#### INPUT RECORDS

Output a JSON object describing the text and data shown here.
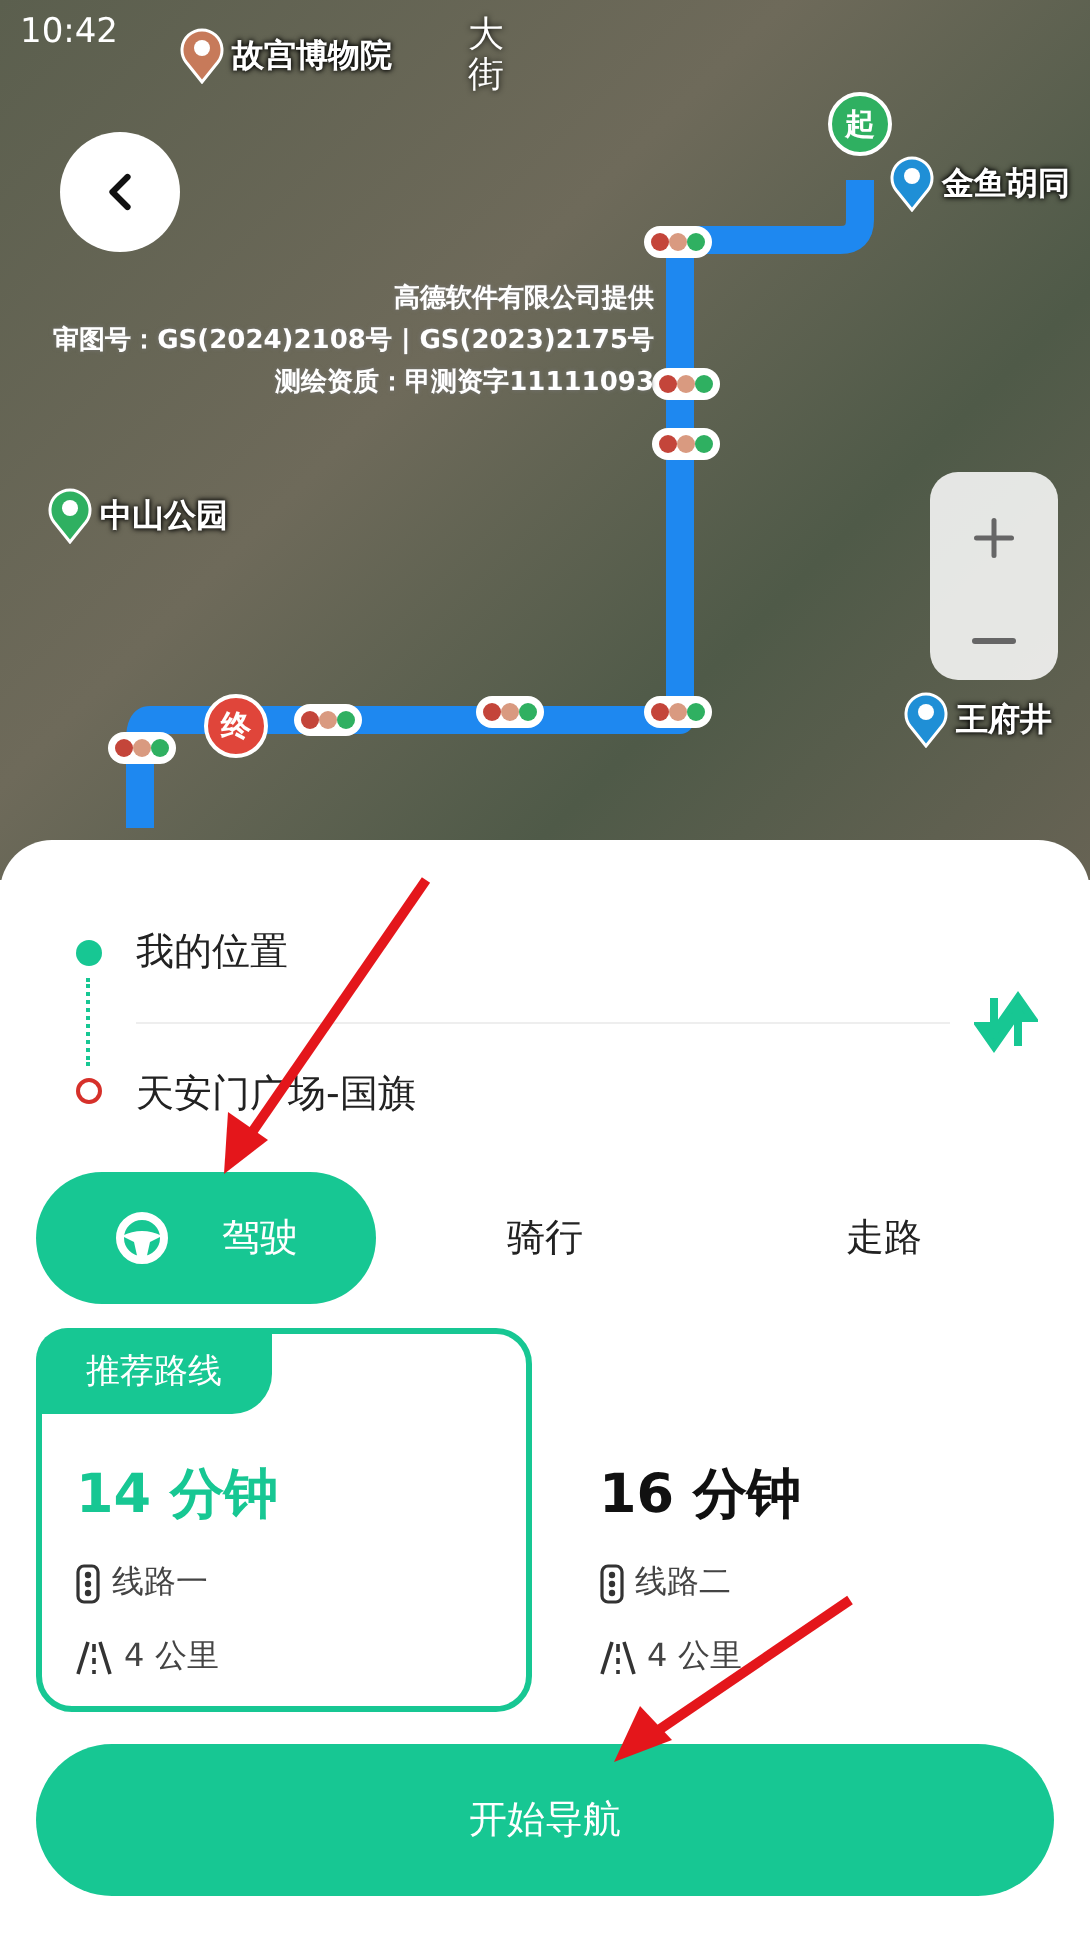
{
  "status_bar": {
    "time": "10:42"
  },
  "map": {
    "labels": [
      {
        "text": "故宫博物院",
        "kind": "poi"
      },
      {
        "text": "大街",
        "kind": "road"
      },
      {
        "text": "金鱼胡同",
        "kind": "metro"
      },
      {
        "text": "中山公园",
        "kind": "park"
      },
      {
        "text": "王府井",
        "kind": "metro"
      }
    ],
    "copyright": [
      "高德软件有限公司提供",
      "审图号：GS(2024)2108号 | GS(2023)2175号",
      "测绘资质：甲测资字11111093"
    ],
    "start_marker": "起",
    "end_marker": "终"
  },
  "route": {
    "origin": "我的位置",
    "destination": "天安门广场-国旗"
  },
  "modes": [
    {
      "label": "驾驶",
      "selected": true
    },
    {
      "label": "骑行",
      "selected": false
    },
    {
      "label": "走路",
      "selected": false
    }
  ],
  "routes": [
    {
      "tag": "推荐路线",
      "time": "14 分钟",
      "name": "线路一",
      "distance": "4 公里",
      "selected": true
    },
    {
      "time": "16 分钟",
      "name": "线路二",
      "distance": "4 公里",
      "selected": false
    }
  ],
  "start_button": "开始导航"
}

########

State how many lines of the data include the word "kind", with nothing else.

5